-- Short task --
Return every record below exactly as written, omitting any pictures.
● ● ● ● ●
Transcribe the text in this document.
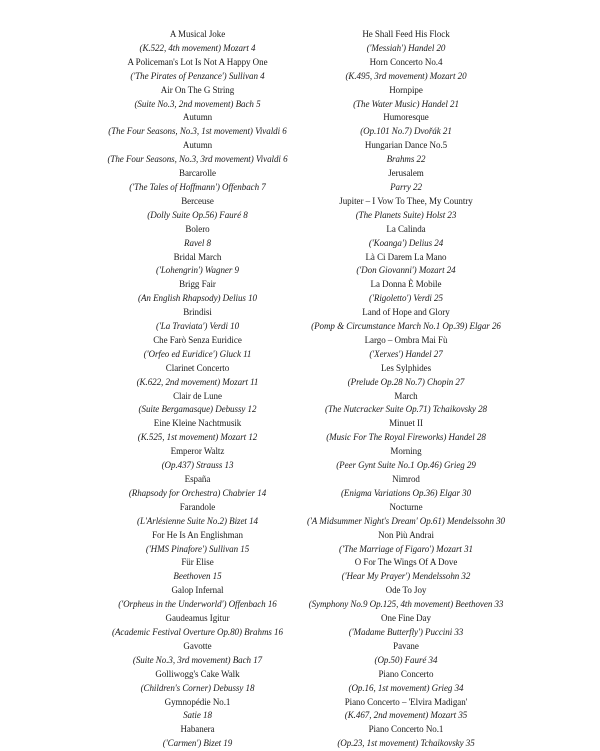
A Musical Joke
(K.522, 4th movement) Mozart 4
A Policeman's Lot Is Not A Happy One
('The Pirates of Penzance') Sullivan 4
Air On The G String
(Suite No.3, 2nd movement) Bach 5
Autumn
(The Four Seasons, No.3, 1st movement) Vivaldi 6
Autumn
(The Four Seasons, No.3, 3rd movement) Vivaldi 6
Barcarolle
('The Tales of Hoffmann') Offenbach 7
Berceuse
(Dolly Suite Op.56) Fauré 8
Bolero
Ravel 8
Bridal March
('Lohengrin') Wagner 9
Brigg Fair
(An English Rhapsody) Delius 10
Brindisi
('La Traviata') Verdi 10
Che Farò Senza Euridice
('Orfeo ed Euridice') Gluck 11
Clarinet Concerto
(K.622, 2nd movement) Mozart 11
Clair de Lune
(Suite Bergamasque) Debussy 12
Eine Kleine Nachtmusik
(K.525, 1st movement) Mozart 12
Emperor Waltz
(Op.437) Strauss 13
España
(Rhapsody for Orchestra) Chabrier 14
Farandole
(L'Arlésienne Suite No.2) Bizet 14
For He Is An Englishman
('HMS Pinafore') Sullivan 15
Für Elise
Beethoven 15
Galop Infernal
('Orpheus in the Underworld') Offenbach 16
Gaudeamus Igitur
(Academic Festival Overture Op.80) Brahms 16
Gavotte
(Suite No.3, 3rd movement) Bach 17
Golliwogg's Cake Walk
(Children's Corner) Debussy 18
Gymnopédie No.1
Satie 18
Habanera
('Carmen') Bizet 19
He Shall Feed His Flock
('Messiah') Handel 20
Horn Concerto No.4
(K.495, 3rd movement) Mozart 20
Hornpipe
(The Water Music) Handel 21
Humoresque
(Op.101 No.7) Dvořák 21
Hungarian Dance No.5
Brahms 22
Jerusalem
Parry 22
Jupiter – I Vow To Thee, My Country
(The Planets Suite) Holst 23
La Calinda
('Koanga') Delius 24
Là Ci Darem La Mano
('Don Giovanni') Mozart 24
La Donna È Mobile
('Rigoletto') Verdi 25
Land of Hope and Glory
(Pomp & Circumstance March No.1 Op.39) Elgar 26
Largo – Ombra Mai Fù
('Xerxes') Handel 27
Les Sylphides
(Prelude Op.28 No.7) Chopin 27
March
(The Nutcracker Suite Op.71) Tchaikovsky 28
Minuet II
(Music For The Royal Fireworks) Handel 28
Morning
(Peer Gynt Suite No.1 Op.46) Grieg 29
Nimrod
(Enigma Variations Op.36) Elgar 30
Nocturne
('A Midsummer Night's Dream' Op.61) Mendelssohn 30
Non Più Andrai
('The Marriage of Figaro') Mozart 31
O For The Wings Of A Dove
('Hear My Prayer') Mendelssohn 32
Ode To Joy
(Symphony No.9 Op.125, 4th movement) Beethoven 33
One Fine Day
('Madame Butterfly') Puccini 33
Pavane
(Op.50) Fauré 34
Piano Concerto
(Op.16, 1st movement) Grieg 34
Piano Concerto – 'Elvira Madigan'
(K.467, 2nd movement) Mozart 35
Piano Concerto No.1
(Op.23, 1st movement) Tchaikovsky 35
● ● ● ● ●
-- Output for this task --
Transcribe the text in this document.
A Musical Joke
(K.522, 4th movement) Mozart 4
A Policeman's Lot Is Not A Happy One
('The Pirates of Penzance') Sullivan 4
Air On The G String
(Suite No.3, 2nd movement) Bach 5
Autumn
(The Four Seasons, No.3, 1st movement) Vivaldi 6
Autumn
(The Four Seasons, No.3, 3rd movement) Vivaldi 6
Barcarolle
('The Tales of Hoffmann') Offenbach 7
Berceuse
(Dolly Suite Op.56) Fauré 8
Bolero
Ravel 8
Bridal March
('Lohengrin') Wagner 9
Brigg Fair
(An English Rhapsody) Delius 10
Brindisi
('La Traviata') Verdi 10
Che Farò Senza Euridice
('Orfeo ed Euridice') Gluck 11
Clarinet Concerto
(K.622, 2nd movement) Mozart 11
Clair de Lune
(Suite Bergamasque) Debussy 12
Eine Kleine Nachtmusik
(K.525, 1st movement) Mozart 12
Emperor Waltz
(Op.437) Strauss 13
España
(Rhapsody for Orchestra) Chabrier 14
Farandole
(L'Arlésienne Suite No.2) Bizet 14
For He Is An Englishman
('HMS Pinafore') Sullivan 15
Für Elise
Beethoven 15
Galop Infernal
('Orpheus in the Underworld') Offenbach 16
Gaudeamus Igitur
(Academic Festival Overture Op.80) Brahms 16
Gavotte
(Suite No.3, 3rd movement) Bach 17
Golliwogg's Cake Walk
(Children's Corner) Debussy 18
Gymnopédie No.1
Satie 18
Habanera
('Carmen') Bizet 19
He Shall Feed His Flock
('Messiah') Handel 20
Horn Concerto No.4
(K.495, 3rd movement) Mozart 20
Hornpipe
(The Water Music) Handel 21
Humoresque
(Op.101 No.7) Dvořák 21
Hungarian Dance No.5
Brahms 22
Jerusalem
Parry 22
Jupiter – I Vow To Thee, My Country
(The Planets Suite) Holst 23
La Calinda
('Koanga') Delius 24
Là Ci Darem La Mano
('Don Giovanni') Mozart 24
La Donna È Mobile
('Rigoletto') Verdi 25
Land of Hope and Glory
(Pomp & Circumstance March No.1 Op.39) Elgar 26
Largo – Ombra Mai Fù
('Xerxes') Handel 27
Les Sylphides
(Prelude Op.28 No.7) Chopin 27
March
(The Nutcracker Suite Op.71) Tchaikovsky 28
Minuet II
(Music For The Royal Fireworks) Handel 28
Morning
(Peer Gynt Suite No.1 Op.46) Grieg 29
Nimrod
(Enigma Variations Op.36) Elgar 30
Nocturne
('A Midsummer Night's Dream' Op.61) Mendelssohn 30
Non Più Andrai
('The Marriage of Figaro') Mozart 31
O For The Wings Of A Dove
('Hear My Prayer') Mendelssohn 32
Ode To Joy
(Symphony No.9 Op.125, 4th movement) Beethoven 33
One Fine Day
('Madame Butterfly') Puccini 33
Pavane
(Op.50) Fauré 34
Piano Concerto
(Op.16, 1st movement) Grieg 34
Piano Concerto – 'Elvira Madigan'
(K.467, 2nd movement) Mozart 35
Piano Concerto No.1
(Op.23, 1st movement) Tchaikovsky 35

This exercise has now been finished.